= Request =
Please work out how many lines in the material contain "allowed" and give only that figure.

···

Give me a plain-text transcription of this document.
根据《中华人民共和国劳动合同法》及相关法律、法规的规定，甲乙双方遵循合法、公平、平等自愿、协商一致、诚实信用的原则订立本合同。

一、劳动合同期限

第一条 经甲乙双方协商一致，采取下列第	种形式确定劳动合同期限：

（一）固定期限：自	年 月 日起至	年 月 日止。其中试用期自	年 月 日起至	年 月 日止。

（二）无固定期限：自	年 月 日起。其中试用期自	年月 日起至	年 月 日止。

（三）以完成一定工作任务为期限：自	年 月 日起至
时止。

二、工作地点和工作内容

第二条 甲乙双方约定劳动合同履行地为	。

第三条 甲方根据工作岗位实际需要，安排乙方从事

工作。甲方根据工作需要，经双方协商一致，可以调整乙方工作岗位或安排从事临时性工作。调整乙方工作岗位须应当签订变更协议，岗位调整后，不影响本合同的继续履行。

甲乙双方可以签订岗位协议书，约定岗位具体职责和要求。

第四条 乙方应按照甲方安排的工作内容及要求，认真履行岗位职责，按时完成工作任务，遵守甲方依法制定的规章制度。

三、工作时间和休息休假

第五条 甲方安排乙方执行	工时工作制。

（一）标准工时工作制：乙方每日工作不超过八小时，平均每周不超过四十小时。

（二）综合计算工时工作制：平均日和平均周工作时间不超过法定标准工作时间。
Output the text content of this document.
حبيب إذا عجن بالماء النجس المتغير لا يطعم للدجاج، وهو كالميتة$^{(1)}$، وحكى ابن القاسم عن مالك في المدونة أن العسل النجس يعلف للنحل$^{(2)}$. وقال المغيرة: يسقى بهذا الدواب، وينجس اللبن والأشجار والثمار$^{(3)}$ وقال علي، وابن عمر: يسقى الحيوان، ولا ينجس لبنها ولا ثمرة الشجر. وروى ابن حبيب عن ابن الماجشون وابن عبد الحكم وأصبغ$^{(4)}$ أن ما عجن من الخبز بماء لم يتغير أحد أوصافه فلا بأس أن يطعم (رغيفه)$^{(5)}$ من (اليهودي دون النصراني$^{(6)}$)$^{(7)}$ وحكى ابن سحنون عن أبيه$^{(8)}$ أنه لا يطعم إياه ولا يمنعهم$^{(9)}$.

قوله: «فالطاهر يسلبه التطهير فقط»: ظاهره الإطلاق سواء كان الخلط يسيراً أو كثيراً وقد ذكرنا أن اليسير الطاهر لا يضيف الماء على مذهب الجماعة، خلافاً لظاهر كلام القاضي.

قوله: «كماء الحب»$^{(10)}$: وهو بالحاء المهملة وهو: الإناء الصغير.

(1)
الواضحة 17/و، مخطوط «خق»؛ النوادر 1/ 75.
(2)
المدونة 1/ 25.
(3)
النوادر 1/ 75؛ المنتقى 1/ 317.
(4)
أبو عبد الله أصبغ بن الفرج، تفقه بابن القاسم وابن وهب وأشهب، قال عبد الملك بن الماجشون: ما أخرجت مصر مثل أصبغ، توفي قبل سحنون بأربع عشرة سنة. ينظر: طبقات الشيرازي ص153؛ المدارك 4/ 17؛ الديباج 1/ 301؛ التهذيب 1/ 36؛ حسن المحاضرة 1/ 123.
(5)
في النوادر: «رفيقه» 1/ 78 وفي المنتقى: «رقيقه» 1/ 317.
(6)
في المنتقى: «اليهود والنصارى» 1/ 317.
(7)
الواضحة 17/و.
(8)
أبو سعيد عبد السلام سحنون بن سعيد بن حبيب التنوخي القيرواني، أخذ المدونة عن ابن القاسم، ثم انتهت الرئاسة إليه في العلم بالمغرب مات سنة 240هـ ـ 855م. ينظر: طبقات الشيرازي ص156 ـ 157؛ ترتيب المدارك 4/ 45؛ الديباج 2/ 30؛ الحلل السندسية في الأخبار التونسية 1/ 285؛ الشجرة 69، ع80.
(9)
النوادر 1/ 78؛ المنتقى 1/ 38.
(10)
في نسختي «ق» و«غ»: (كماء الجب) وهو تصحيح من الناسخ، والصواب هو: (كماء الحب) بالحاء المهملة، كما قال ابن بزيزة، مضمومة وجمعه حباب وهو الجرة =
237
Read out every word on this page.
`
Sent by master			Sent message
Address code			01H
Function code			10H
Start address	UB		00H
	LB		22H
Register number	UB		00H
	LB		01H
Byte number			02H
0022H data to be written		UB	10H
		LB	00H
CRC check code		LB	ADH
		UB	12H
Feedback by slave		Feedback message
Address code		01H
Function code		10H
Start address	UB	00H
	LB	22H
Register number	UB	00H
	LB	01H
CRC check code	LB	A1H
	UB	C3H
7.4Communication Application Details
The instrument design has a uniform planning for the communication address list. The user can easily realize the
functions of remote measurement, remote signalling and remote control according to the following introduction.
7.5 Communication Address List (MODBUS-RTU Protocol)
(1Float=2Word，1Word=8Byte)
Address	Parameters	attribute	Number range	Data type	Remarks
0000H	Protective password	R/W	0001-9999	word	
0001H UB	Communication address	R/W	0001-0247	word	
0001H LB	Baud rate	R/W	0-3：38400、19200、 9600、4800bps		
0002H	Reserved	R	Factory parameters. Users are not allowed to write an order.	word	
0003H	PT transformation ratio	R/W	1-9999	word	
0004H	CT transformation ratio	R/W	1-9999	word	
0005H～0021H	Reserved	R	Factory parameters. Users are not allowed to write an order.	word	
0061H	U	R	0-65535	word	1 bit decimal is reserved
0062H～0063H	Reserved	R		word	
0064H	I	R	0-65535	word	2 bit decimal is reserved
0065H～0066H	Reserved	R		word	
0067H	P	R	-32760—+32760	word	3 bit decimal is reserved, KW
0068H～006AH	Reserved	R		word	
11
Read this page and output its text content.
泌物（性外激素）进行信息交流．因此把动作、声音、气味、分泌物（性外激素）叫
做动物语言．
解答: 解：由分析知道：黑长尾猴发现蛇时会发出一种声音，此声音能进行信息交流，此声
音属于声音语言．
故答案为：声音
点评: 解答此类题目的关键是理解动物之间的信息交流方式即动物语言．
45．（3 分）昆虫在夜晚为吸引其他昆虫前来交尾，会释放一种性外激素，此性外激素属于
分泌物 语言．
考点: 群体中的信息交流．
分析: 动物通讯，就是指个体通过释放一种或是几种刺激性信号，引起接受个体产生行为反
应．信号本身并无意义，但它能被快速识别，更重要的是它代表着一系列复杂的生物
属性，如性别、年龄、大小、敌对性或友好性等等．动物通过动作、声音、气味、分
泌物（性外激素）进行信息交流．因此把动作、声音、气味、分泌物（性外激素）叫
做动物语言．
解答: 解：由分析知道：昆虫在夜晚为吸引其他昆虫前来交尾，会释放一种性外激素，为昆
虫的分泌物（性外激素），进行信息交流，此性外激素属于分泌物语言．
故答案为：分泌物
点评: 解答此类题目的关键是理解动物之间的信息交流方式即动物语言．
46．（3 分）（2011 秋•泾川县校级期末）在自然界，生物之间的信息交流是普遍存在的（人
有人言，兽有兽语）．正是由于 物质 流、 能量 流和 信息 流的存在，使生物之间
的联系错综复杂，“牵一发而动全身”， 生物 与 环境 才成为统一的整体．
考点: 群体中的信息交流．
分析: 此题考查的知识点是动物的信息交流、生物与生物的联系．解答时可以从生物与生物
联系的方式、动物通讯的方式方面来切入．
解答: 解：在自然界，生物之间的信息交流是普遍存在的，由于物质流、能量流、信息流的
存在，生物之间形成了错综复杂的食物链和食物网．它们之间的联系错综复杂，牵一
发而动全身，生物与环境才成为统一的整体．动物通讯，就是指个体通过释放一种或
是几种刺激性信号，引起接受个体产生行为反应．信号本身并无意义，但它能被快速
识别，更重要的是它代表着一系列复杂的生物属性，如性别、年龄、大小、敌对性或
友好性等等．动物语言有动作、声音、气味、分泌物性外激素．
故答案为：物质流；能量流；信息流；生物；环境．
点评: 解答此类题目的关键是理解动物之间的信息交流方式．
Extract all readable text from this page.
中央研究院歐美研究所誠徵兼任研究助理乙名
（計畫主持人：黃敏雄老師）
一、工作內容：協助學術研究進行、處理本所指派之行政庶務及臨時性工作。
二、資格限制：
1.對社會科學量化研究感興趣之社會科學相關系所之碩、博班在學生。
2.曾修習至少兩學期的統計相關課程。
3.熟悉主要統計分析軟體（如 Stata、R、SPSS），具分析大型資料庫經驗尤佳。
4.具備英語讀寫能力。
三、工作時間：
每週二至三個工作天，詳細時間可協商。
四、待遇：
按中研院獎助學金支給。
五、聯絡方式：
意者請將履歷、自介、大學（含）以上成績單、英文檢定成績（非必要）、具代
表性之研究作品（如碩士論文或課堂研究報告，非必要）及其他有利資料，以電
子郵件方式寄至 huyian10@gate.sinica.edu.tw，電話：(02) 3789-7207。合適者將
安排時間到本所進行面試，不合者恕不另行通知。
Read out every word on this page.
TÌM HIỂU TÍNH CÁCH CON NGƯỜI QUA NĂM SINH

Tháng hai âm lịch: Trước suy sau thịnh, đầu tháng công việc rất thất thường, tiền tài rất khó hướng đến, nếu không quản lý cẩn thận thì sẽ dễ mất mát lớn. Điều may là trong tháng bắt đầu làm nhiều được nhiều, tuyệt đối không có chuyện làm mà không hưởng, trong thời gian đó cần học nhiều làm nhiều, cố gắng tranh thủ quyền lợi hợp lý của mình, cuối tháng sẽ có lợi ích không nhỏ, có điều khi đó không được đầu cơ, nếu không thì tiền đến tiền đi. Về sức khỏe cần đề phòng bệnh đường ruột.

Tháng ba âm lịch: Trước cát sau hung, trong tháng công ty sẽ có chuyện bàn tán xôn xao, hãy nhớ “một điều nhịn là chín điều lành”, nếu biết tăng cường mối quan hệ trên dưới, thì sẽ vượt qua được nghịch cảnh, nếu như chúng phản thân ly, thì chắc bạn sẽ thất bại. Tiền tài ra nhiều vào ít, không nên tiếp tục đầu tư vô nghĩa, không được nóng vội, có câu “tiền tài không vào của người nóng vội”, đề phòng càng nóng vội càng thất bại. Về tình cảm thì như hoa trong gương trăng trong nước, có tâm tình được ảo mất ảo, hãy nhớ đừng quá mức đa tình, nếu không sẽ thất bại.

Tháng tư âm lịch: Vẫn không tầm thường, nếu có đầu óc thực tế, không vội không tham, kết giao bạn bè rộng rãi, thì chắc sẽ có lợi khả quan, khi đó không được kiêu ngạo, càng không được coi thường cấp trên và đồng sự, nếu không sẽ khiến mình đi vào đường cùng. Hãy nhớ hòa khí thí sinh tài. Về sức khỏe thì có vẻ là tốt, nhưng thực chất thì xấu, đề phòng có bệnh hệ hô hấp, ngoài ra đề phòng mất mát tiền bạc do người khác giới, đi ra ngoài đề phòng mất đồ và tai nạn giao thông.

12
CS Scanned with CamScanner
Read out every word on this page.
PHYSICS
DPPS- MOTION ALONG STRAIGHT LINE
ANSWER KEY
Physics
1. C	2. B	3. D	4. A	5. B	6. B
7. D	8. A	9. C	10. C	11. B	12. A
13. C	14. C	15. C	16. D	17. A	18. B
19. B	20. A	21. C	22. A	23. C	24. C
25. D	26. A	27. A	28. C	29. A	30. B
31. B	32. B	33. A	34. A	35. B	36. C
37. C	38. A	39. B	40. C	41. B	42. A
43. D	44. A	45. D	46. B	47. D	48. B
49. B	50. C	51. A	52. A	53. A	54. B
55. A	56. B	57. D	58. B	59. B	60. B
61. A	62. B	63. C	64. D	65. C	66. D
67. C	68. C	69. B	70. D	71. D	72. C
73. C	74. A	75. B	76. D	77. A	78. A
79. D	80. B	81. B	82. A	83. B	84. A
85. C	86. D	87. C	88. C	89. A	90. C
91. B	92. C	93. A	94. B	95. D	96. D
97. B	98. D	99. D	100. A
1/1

···

= Solution for this exercise =
2